● Goal of the exercise
Locate "Serialize everything readable" in the listing. Transcribe the line that contains it and every line that follows, through the last, omitting all pictures.
## start Entries
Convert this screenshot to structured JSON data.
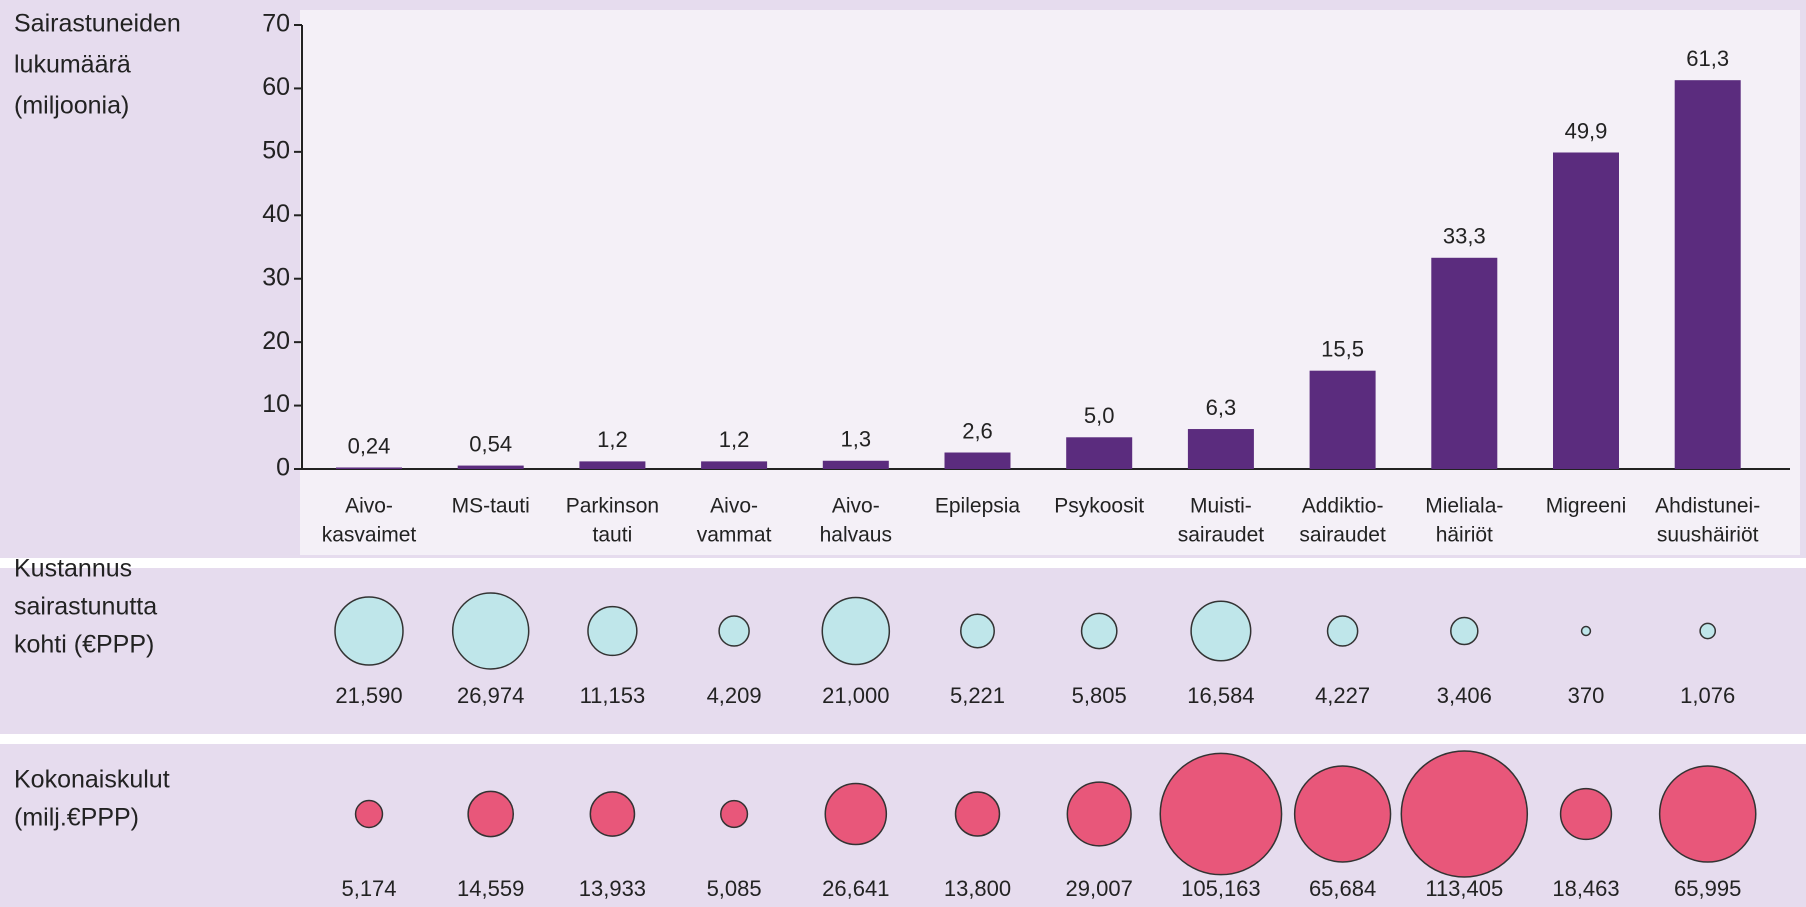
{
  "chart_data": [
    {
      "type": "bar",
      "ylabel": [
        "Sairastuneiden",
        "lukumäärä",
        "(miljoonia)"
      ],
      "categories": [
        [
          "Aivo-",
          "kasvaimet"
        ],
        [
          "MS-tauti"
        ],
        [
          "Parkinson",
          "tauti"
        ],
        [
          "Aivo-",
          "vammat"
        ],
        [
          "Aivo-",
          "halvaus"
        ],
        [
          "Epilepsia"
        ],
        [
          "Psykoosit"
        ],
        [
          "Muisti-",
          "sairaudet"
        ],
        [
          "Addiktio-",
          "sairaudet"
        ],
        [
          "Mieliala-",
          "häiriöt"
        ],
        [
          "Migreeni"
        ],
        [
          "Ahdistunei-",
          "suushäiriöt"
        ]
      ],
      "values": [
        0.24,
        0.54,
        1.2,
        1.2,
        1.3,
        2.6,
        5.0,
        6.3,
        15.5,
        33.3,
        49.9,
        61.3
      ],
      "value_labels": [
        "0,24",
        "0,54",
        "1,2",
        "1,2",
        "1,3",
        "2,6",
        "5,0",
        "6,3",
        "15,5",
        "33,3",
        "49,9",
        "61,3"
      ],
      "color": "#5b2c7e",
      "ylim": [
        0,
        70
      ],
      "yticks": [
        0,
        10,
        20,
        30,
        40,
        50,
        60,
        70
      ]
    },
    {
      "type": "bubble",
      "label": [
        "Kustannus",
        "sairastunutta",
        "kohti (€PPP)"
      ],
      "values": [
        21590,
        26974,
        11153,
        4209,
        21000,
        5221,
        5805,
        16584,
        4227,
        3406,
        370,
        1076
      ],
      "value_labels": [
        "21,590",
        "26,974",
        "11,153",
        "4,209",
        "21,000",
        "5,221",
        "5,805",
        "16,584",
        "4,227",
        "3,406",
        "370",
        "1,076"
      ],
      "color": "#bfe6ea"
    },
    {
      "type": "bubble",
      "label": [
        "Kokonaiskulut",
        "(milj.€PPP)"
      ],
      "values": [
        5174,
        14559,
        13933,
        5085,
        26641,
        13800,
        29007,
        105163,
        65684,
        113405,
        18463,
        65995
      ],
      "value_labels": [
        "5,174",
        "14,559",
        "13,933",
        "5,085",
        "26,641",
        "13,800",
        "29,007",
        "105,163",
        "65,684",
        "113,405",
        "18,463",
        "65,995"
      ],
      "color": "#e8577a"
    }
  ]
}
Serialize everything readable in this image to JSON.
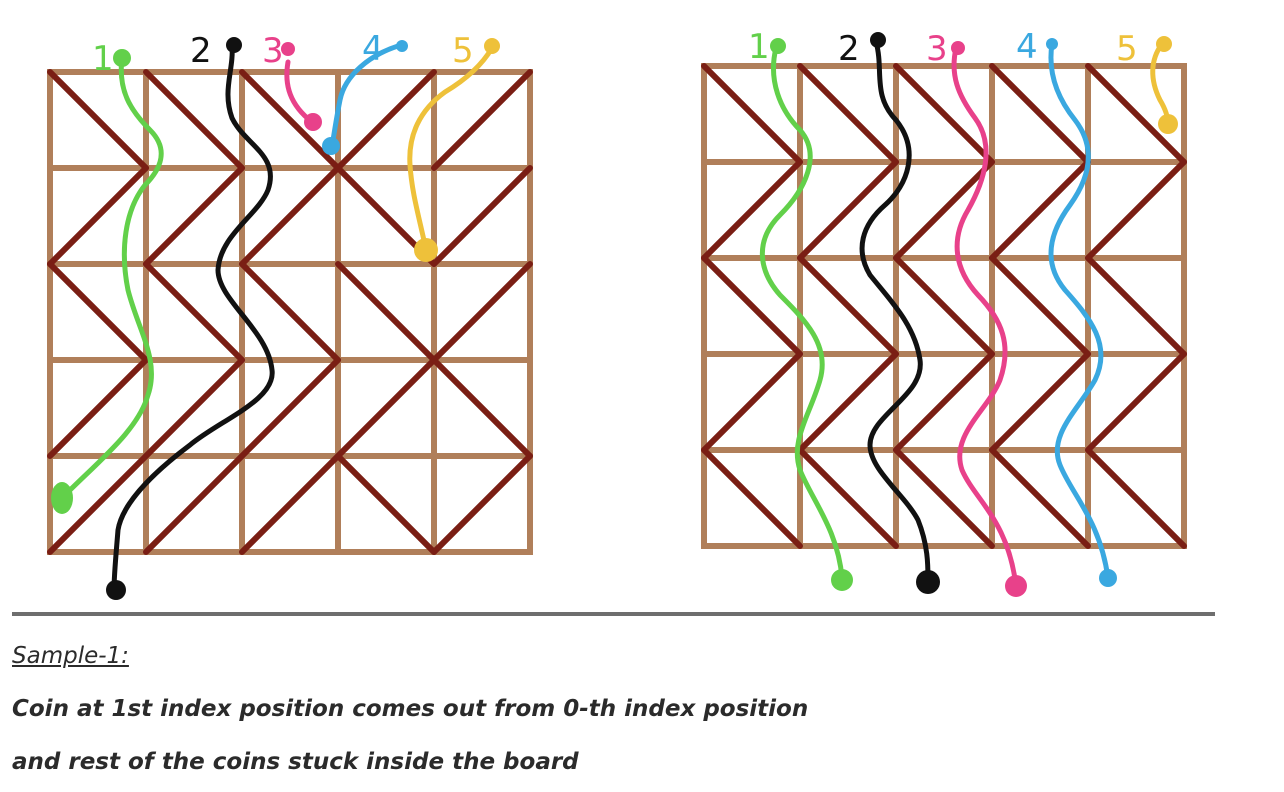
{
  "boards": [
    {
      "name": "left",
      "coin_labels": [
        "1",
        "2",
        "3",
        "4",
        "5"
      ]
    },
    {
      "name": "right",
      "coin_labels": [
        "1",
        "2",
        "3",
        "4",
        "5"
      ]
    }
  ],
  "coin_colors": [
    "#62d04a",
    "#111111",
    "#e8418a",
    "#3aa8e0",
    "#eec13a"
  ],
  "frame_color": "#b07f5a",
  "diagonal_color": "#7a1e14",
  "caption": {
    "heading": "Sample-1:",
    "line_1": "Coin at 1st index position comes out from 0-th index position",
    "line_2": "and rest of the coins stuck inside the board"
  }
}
## end Entries
● Finished task
Serialize everything readable in this image to JSON.
{
  "boards": [
    {
      "name": "left",
      "coin_labels": [
        "1",
        "2",
        "3",
        "4",
        "5"
      ]
    },
    {
      "name": "right",
      "coin_labels": [
        "1",
        "2",
        "3",
        "4",
        "5"
      ]
    }
  ],
  "coin_colors": [
    "#62d04a",
    "#111111",
    "#e8418a",
    "#3aa8e0",
    "#eec13a"
  ],
  "frame_color": "#b07f5a",
  "diagonal_color": "#7a1e14",
  "caption": {
    "heading": "Sample-1:",
    "line_1": "Coin at 1st index position comes out from 0-th index position",
    "line_2": "and rest of the coins stuck inside the board"
  }
}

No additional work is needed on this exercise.